=== PROVIDED RECORDS ===

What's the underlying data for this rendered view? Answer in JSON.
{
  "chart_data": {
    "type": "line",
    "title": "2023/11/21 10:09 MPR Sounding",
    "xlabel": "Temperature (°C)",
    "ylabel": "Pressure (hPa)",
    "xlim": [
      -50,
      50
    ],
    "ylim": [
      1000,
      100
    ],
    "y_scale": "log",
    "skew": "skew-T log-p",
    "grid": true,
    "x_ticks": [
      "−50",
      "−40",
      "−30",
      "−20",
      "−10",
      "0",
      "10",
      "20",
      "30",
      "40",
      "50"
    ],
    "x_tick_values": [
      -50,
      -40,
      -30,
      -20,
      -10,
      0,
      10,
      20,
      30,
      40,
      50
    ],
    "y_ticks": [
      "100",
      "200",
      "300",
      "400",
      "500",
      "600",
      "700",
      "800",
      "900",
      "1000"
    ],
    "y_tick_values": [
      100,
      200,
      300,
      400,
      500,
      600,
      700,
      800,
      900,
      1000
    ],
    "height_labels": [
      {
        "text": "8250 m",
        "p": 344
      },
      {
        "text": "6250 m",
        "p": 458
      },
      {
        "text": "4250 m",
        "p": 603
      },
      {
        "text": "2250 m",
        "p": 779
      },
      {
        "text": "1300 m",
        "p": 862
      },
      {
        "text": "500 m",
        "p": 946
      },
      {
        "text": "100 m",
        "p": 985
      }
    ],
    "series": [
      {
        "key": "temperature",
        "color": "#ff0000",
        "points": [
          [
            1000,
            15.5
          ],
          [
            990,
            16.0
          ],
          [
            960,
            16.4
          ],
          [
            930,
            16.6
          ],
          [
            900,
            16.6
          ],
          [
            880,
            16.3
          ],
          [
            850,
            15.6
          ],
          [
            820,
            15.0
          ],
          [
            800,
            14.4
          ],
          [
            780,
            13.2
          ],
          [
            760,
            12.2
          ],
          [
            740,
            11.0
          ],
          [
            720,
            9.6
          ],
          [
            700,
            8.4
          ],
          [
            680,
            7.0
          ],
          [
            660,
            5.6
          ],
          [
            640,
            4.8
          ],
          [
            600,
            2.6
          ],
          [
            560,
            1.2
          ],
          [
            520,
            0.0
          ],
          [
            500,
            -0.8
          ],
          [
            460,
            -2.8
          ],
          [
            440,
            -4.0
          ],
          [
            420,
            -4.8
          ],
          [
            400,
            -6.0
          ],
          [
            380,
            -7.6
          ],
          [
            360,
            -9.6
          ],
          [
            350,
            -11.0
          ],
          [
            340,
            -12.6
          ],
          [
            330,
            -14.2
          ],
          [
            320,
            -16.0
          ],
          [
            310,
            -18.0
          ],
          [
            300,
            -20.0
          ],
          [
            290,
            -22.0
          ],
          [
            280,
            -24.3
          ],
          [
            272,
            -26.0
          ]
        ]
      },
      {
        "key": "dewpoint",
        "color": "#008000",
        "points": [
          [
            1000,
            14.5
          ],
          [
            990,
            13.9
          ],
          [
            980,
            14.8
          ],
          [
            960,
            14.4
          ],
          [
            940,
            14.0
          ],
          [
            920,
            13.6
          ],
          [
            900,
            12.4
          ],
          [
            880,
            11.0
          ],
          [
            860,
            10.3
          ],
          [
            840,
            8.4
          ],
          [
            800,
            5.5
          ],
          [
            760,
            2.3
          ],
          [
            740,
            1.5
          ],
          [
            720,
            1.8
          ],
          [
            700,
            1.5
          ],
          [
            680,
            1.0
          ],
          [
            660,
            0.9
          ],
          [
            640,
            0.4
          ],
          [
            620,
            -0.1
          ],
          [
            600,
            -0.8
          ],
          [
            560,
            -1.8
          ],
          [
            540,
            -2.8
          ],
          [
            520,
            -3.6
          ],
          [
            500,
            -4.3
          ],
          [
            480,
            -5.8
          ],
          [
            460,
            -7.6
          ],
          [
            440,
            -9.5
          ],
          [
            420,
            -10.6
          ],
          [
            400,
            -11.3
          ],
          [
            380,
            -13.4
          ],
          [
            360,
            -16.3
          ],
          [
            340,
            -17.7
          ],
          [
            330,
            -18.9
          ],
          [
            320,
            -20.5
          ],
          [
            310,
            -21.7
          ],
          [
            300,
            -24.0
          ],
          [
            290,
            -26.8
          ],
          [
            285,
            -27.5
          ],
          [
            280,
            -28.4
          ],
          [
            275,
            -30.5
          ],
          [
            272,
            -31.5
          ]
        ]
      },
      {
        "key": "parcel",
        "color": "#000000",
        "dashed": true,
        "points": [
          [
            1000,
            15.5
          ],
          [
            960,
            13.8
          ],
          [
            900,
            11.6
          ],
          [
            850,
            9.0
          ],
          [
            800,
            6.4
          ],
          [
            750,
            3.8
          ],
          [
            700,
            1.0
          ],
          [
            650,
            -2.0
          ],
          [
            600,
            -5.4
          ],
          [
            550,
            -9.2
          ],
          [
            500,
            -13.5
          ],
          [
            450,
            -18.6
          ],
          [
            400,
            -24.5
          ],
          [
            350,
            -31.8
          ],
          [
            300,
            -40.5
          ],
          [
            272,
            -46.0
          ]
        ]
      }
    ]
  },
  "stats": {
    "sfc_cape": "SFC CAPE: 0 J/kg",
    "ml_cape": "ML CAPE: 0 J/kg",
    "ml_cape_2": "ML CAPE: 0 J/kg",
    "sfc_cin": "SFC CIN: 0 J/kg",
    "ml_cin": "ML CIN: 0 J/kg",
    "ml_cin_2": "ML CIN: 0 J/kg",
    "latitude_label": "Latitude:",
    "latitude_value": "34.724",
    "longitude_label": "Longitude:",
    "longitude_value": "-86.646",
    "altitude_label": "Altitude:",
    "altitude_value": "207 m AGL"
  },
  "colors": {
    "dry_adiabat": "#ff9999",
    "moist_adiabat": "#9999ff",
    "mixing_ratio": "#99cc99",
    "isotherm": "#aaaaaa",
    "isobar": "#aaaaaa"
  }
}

===

# AIM
Please repeat the listing exactly, with nothing left out.

# TASK OUTPUT
What's the underlying data for this rendered view? Answer in JSON.
{
  "chart_data": {
    "type": "line",
    "title": "2023/11/21 10:09 MPR Sounding",
    "xlabel": "Temperature (°C)",
    "ylabel": "Pressure (hPa)",
    "xlim": [
      -50,
      50
    ],
    "ylim": [
      1000,
      100
    ],
    "y_scale": "log",
    "skew": "skew-T log-p",
    "grid": true,
    "x_ticks": [
      "−50",
      "−40",
      "−30",
      "−20",
      "−10",
      "0",
      "10",
      "20",
      "30",
      "40",
      "50"
    ],
    "x_tick_values": [
      -50,
      -40,
      -30,
      -20,
      -10,
      0,
      10,
      20,
      30,
      40,
      50
    ],
    "y_ticks": [
      "100",
      "200",
      "300",
      "400",
      "500",
      "600",
      "700",
      "800",
      "900",
      "1000"
    ],
    "y_tick_values": [
      100,
      200,
      300,
      400,
      500,
      600,
      700,
      800,
      900,
      1000
    ],
    "height_labels": [
      {
        "text": "8250 m",
        "p": 344
      },
      {
        "text": "6250 m",
        "p": 458
      },
      {
        "text": "4250 m",
        "p": 603
      },
      {
        "text": "2250 m",
        "p": 779
      },
      {
        "text": "1300 m",
        "p": 862
      },
      {
        "text": "500 m",
        "p": 946
      },
      {
        "text": "100 m",
        "p": 985
      }
    ],
    "series": [
      {
        "key": "temperature",
        "color": "#ff0000",
        "points": [
          [
            1000,
            15.5
          ],
          [
            990,
            16.0
          ],
          [
            960,
            16.4
          ],
          [
            930,
            16.6
          ],
          [
            900,
            16.6
          ],
          [
            880,
            16.3
          ],
          [
            850,
            15.6
          ],
          [
            820,
            15.0
          ],
          [
            800,
            14.4
          ],
          [
            780,
            13.2
          ],
          [
            760,
            12.2
          ],
          [
            740,
            11.0
          ],
          [
            720,
            9.6
          ],
          [
            700,
            8.4
          ],
          [
            680,
            7.0
          ],
          [
            660,
            5.6
          ],
          [
            640,
            4.8
          ],
          [
            600,
            2.6
          ],
          [
            560,
            1.2
          ],
          [
            520,
            0.0
          ],
          [
            500,
            -0.8
          ],
          [
            460,
            -2.8
          ],
          [
            440,
            -4.0
          ],
          [
            420,
            -4.8
          ],
          [
            400,
            -6.0
          ],
          [
            380,
            -7.6
          ],
          [
            360,
            -9.6
          ],
          [
            350,
            -11.0
          ],
          [
            340,
            -12.6
          ],
          [
            330,
            -14.2
          ],
          [
            320,
            -16.0
          ],
          [
            310,
            -18.0
          ],
          [
            300,
            -20.0
          ],
          [
            290,
            -22.0
          ],
          [
            280,
            -24.3
          ],
          [
            272,
            -26.0
          ]
        ]
      },
      {
        "key": "dewpoint",
        "color": "#008000",
        "points": [
          [
            1000,
            14.5
          ],
          [
            990,
            13.9
          ],
          [
            980,
            14.8
          ],
          [
            960,
            14.4
          ],
          [
            940,
            14.0
          ],
          [
            920,
            13.6
          ],
          [
            900,
            12.4
          ],
          [
            880,
            11.0
          ],
          [
            860,
            10.3
          ],
          [
            840,
            8.4
          ],
          [
            800,
            5.5
          ],
          [
            760,
            2.3
          ],
          [
            740,
            1.5
          ],
          [
            720,
            1.8
          ],
          [
            700,
            1.5
          ],
          [
            680,
            1.0
          ],
          [
            660,
            0.9
          ],
          [
            640,
            0.4
          ],
          [
            620,
            -0.1
          ],
          [
            600,
            -0.8
          ],
          [
            560,
            -1.8
          ],
          [
            540,
            -2.8
          ],
          [
            520,
            -3.6
          ],
          [
            500,
            -4.3
          ],
          [
            480,
            -5.8
          ],
          [
            460,
            -7.6
          ],
          [
            440,
            -9.5
          ],
          [
            420,
            -10.6
          ],
          [
            400,
            -11.3
          ],
          [
            380,
            -13.4
          ],
          [
            360,
            -16.3
          ],
          [
            340,
            -17.7
          ],
          [
            330,
            -18.9
          ],
          [
            320,
            -20.5
          ],
          [
            310,
            -21.7
          ],
          [
            300,
            -24.0
          ],
          [
            290,
            -26.8
          ],
          [
            285,
            -27.5
          ],
          [
            280,
            -28.4
          ],
          [
            275,
            -30.5
          ],
          [
            272,
            -31.5
          ]
        ]
      },
      {
        "key": "parcel",
        "color": "#000000",
        "dashed": true,
        "points": [
          [
            1000,
            15.5
          ],
          [
            960,
            13.8
          ],
          [
            900,
            11.6
          ],
          [
            850,
            9.0
          ],
          [
            800,
            6.4
          ],
          [
            750,
            3.8
          ],
          [
            700,
            1.0
          ],
          [
            650,
            -2.0
          ],
          [
            600,
            -5.4
          ],
          [
            550,
            -9.2
          ],
          [
            500,
            -13.5
          ],
          [
            450,
            -18.6
          ],
          [
            400,
            -24.5
          ],
          [
            350,
            -31.8
          ],
          [
            300,
            -40.5
          ],
          [
            272,
            -46.0
          ]
        ]
      }
    ]
  },
  "stats": {
    "sfc_cape": "SFC CAPE: 0 J/kg",
    "ml_cape": "ML CAPE: 0 J/kg",
    "ml_cape_2": "ML CAPE: 0 J/kg",
    "sfc_cin": "SFC CIN: 0 J/kg",
    "ml_cin": "ML CIN: 0 J/kg",
    "ml_cin_2": "ML CIN: 0 J/kg",
    "latitude_label": "Latitude:",
    "latitude_value": "34.724",
    "longitude_label": "Longitude:",
    "longitude_value": "-86.646",
    "altitude_label": "Altitude:",
    "altitude_value": "207 m AGL"
  },
  "colors": {
    "dry_adiabat": "#ff9999",
    "moist_adiabat": "#9999ff",
    "mixing_ratio": "#99cc99",
    "isotherm": "#aaaaaa",
    "isobar": "#aaaaaa"
  }
}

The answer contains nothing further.